• **PROBLEM TO SOLVE**: Output all lines exactly.

(Dataset items)
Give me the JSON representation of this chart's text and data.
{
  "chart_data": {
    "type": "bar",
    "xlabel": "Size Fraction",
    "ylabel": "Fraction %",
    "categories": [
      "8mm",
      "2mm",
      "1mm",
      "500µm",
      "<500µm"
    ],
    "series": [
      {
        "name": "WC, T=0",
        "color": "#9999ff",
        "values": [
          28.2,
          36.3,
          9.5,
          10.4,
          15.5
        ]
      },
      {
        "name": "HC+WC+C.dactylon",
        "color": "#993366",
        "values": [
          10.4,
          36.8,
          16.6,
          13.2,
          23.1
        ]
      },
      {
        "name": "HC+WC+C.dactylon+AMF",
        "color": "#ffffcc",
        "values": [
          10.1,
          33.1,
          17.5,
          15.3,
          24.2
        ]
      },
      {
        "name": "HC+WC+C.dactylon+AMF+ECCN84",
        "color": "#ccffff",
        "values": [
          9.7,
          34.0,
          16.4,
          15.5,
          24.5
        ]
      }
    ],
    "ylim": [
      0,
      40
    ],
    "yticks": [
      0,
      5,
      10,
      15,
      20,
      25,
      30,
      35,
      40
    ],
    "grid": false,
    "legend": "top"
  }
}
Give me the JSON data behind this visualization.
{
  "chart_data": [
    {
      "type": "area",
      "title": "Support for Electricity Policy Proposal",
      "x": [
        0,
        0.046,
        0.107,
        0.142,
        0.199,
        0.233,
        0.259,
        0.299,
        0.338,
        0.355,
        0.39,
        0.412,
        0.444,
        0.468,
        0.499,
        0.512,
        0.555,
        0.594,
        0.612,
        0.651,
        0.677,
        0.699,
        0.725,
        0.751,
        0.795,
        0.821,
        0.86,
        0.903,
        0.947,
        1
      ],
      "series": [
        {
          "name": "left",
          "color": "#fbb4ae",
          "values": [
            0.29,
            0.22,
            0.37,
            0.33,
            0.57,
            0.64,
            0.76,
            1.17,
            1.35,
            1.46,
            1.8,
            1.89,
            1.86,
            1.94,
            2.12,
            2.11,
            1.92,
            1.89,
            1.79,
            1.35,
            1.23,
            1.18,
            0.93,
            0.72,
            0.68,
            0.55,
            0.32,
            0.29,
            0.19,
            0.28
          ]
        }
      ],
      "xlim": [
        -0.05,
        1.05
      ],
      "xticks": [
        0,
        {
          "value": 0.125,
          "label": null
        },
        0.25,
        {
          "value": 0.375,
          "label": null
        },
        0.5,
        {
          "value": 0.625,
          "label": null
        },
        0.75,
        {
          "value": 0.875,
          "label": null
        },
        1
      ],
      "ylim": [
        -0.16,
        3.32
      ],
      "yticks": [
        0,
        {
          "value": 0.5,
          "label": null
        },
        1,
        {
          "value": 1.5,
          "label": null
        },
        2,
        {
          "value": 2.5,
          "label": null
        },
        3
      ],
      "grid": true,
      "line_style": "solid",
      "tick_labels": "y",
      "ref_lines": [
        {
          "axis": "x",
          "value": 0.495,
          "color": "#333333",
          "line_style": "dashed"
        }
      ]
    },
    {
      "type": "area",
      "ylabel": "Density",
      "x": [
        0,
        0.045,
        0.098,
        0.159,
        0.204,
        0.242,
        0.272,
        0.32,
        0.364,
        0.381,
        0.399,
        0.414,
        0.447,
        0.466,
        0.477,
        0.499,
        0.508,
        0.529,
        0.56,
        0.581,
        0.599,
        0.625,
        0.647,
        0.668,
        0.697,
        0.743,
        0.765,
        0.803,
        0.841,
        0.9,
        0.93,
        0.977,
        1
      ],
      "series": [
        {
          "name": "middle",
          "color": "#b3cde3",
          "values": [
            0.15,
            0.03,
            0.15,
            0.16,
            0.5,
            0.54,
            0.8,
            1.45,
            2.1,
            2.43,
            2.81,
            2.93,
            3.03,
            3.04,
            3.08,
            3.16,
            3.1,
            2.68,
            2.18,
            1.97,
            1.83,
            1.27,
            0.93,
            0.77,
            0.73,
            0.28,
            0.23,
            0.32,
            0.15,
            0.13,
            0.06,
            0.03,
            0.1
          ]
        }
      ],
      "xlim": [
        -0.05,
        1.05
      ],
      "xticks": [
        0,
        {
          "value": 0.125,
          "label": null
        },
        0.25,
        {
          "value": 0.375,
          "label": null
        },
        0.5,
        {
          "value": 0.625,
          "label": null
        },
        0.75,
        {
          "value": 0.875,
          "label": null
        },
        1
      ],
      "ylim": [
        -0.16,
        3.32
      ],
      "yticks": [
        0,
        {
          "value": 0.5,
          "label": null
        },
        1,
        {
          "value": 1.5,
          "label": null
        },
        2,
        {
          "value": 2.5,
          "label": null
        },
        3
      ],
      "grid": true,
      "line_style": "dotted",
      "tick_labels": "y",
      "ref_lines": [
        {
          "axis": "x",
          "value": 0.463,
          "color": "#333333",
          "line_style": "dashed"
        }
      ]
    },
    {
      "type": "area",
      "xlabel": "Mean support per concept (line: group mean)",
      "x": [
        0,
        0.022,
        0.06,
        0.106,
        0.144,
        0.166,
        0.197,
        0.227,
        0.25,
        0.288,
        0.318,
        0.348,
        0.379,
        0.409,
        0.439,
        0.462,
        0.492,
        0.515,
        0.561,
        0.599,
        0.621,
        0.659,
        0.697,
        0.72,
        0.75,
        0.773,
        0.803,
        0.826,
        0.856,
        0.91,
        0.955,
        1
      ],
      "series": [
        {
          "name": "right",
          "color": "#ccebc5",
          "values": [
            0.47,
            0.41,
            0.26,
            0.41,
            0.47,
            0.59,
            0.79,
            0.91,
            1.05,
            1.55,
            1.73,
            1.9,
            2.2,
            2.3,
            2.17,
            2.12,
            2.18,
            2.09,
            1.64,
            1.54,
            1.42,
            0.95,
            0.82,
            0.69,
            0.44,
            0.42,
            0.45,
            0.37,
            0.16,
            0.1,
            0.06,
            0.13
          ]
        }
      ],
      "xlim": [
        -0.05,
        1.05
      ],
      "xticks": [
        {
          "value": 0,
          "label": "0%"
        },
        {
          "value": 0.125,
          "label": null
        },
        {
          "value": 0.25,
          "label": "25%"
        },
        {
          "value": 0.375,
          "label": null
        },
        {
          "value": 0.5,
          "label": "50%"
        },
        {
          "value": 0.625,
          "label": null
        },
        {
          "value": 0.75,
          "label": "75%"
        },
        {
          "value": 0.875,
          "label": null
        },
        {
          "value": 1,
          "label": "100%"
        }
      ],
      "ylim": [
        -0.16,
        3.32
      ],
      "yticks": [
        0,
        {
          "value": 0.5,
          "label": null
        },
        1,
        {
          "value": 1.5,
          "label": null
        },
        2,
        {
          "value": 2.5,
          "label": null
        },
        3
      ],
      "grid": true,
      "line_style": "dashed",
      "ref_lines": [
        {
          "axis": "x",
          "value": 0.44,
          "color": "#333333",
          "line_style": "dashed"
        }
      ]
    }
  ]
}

• **ANSWER TO THIS PROBLEM**:
Give me the JSON representation of this chart's text and data.
{
  "chart_data": {
    "type": "bar",
    "xlabel": "Size Fraction",
    "ylabel": "Fraction %",
    "categories": [
      "8mm",
      "2mm",
      "1mm",
      "500µm",
      "<500µm"
    ],
    "series": [
      {
        "name": "WC, T=0",
        "color": "#9999ff",
        "values": [
          28.2,
          36.3,
          9.5,
          10.4,
          15.5
        ]
      },
      {
        "name": "HC+WC+C.dactylon",
        "color": "#993366",
        "values": [
          10.4,
          36.8,
          16.6,
          13.2,
          23.1
        ]
      },
      {
        "name": "HC+WC+C.dactylon+AMF",
        "color": "#ffffcc",
        "values": [
          10.1,
          33.1,
          17.5,
          15.3,
          24.2
        ]
      },
      {
        "name": "HC+WC+C.dactylon+AMF+ECCN84",
        "color": "#ccffff",
        "values": [
          9.7,
          34.0,
          16.4,
          15.5,
          24.5
        ]
      }
    ],
    "ylim": [
      0,
      40
    ],
    "yticks": [
      0,
      5,
      10,
      15,
      20,
      25,
      30,
      35,
      40
    ],
    "grid": false,
    "legend": "top"
  }
}
Give me the JSON data behind this visualization.
{
  "chart_data": [
    {
      "type": "area",
      "title": "Support for Electricity Policy Proposal",
      "x": [
        0,
        0.046,
        0.107,
        0.142,
        0.199,
        0.233,
        0.259,
        0.299,
        0.338,
        0.355,
        0.39,
        0.412,
        0.444,
        0.468,
        0.499,
        0.512,
        0.555,
        0.594,
        0.612,
        0.651,
        0.677,
        0.699,
        0.725,
        0.751,
        0.795,
        0.821,
        0.86,
        0.903,
        0.947,
        1
      ],
      "series": [
        {
          "name": "left",
          "color": "#fbb4ae",
          "values": [
            0.29,
            0.22,
            0.37,
            0.33,
            0.57,
            0.64,
            0.76,
            1.17,
            1.35,
            1.46,
            1.8,
            1.89,
            1.86,
            1.94,
            2.12,
            2.11,
            1.92,
            1.89,
            1.79,
            1.35,
            1.23,
            1.18,
            0.93,
            0.72,
            0.68,
            0.55,
            0.32,
            0.29,
            0.19,
            0.28
          ]
        }
      ],
      "xlim": [
        -0.05,
        1.05
      ],
      "xticks": [
        0,
        {
          "value": 0.125,
          "label": null
        },
        0.25,
        {
          "value": 0.375,
          "label": null
        },
        0.5,
        {
          "value": 0.625,
          "label": null
        },
        0.75,
        {
          "value": 0.875,
          "label": null
        },
        1
      ],
      "ylim": [
        -0.16,
        3.32
      ],
      "yticks": [
        0,
        {
          "value": 0.5,
          "label": null
        },
        1,
        {
          "value": 1.5,
          "label": null
        },
        2,
        {
          "value": 2.5,
          "label": null
        },
        3
      ],
      "grid": true,
      "line_style": "solid",
      "tick_labels": "y",
      "ref_lines": [
        {
          "axis": "x",
          "value": 0.495,
          "color": "#333333",
          "line_style": "dashed"
        }
      ]
    },
    {
      "type": "area",
      "ylabel": "Density",
      "x": [
        0,
        0.045,
        0.098,
        0.159,
        0.204,
        0.242,
        0.272,
        0.32,
        0.364,
        0.381,
        0.399,
        0.414,
        0.447,
        0.466,
        0.477,
        0.499,
        0.508,
        0.529,
        0.56,
        0.581,
        0.599,
        0.625,
        0.647,
        0.668,
        0.697,
        0.743,
        0.765,
        0.803,
        0.841,
        0.9,
        0.93,
        0.977,
        1
      ],
      "series": [
        {
          "name": "middle",
          "color": "#b3cde3",
          "values": [
            0.15,
            0.03,
            0.15,
            0.16,
            0.5,
            0.54,
            0.8,
            1.45,
            2.1,
            2.43,
            2.81,
            2.93,
            3.03,
            3.04,
            3.08,
            3.16,
            3.1,
            2.68,
            2.18,
            1.97,
            1.83,
            1.27,
            0.93,
            0.77,
            0.73,
            0.28,
            0.23,
            0.32,
            0.15,
            0.13,
            0.06,
            0.03,
            0.1
          ]
        }
      ],
      "xlim": [
        -0.05,
        1.05
      ],
      "xticks": [
        0,
        {
          "value": 0.125,
          "label": null
        },
        0.25,
        {
          "value": 0.375,
          "label": null
        },
        0.5,
        {
          "value": 0.625,
          "label": null
        },
        0.75,
        {
          "value": 0.875,
          "label": null
        },
        1
      ],
      "ylim": [
        -0.16,
        3.32
      ],
      "yticks": [
        0,
        {
          "value": 0.5,
          "label": null
        },
        1,
        {
          "value": 1.5,
          "label": null
        },
        2,
        {
          "value": 2.5,
          "label": null
        },
        3
      ],
      "grid": true,
      "line_style": "dotted",
      "tick_labels": "y",
      "ref_lines": [
        {
          "axis": "x",
          "value": 0.463,
          "color": "#333333",
          "line_style": "dashed"
        }
      ]
    },
    {
      "type": "area",
      "xlabel": "Mean support per concept (line: group mean)",
      "x": [
        0,
        0.022,
        0.06,
        0.106,
        0.144,
        0.166,
        0.197,
        0.227,
        0.25,
        0.288,
        0.318,
        0.348,
        0.379,
        0.409,
        0.439,
        0.462,
        0.492,
        0.515,
        0.561,
        0.599,
        0.621,
        0.659,
        0.697,
        0.72,
        0.75,
        0.773,
        0.803,
        0.826,
        0.856,
        0.91,
        0.955,
        1
      ],
      "series": [
        {
          "name": "right",
          "color": "#ccebc5",
          "values": [
            0.47,
            0.41,
            0.26,
            0.41,
            0.47,
            0.59,
            0.79,
            0.91,
            1.05,
            1.55,
            1.73,
            1.9,
            2.2,
            2.3,
            2.17,
            2.12,
            2.18,
            2.09,
            1.64,
            1.54,
            1.42,
            0.95,
            0.82,
            0.69,
            0.44,
            0.42,
            0.45,
            0.37,
            0.16,
            0.1,
            0.06,
            0.13
          ]
        }
      ],
      "xlim": [
        -0.05,
        1.05
      ],
      "xticks": [
        {
          "value": 0,
          "label": "0%"
        },
        {
          "value": 0.125,
          "label": null
        },
        {
          "value": 0.25,
          "label": "25%"
        },
        {
          "value": 0.375,
          "label": null
        },
        {
          "value": 0.5,
          "label": "50%"
        },
        {
          "value": 0.625,
          "label": null
        },
        {
          "value": 0.75,
          "label": "75%"
        },
        {
          "value": 0.875,
          "label": null
        },
        {
          "value": 1,
          "label": "100%"
        }
      ],
      "ylim": [
        -0.16,
        3.32
      ],
      "yticks": [
        0,
        {
          "value": 0.5,
          "label": null
        },
        1,
        {
          "value": 1.5,
          "label": null
        },
        2,
        {
          "value": 2.5,
          "label": null
        },
        3
      ],
      "grid": true,
      "line_style": "dashed",
      "ref_lines": [
        {
          "axis": "x",
          "value": 0.44,
          "color": "#333333",
          "line_style": "dashed"
        }
      ]
    }
  ]
}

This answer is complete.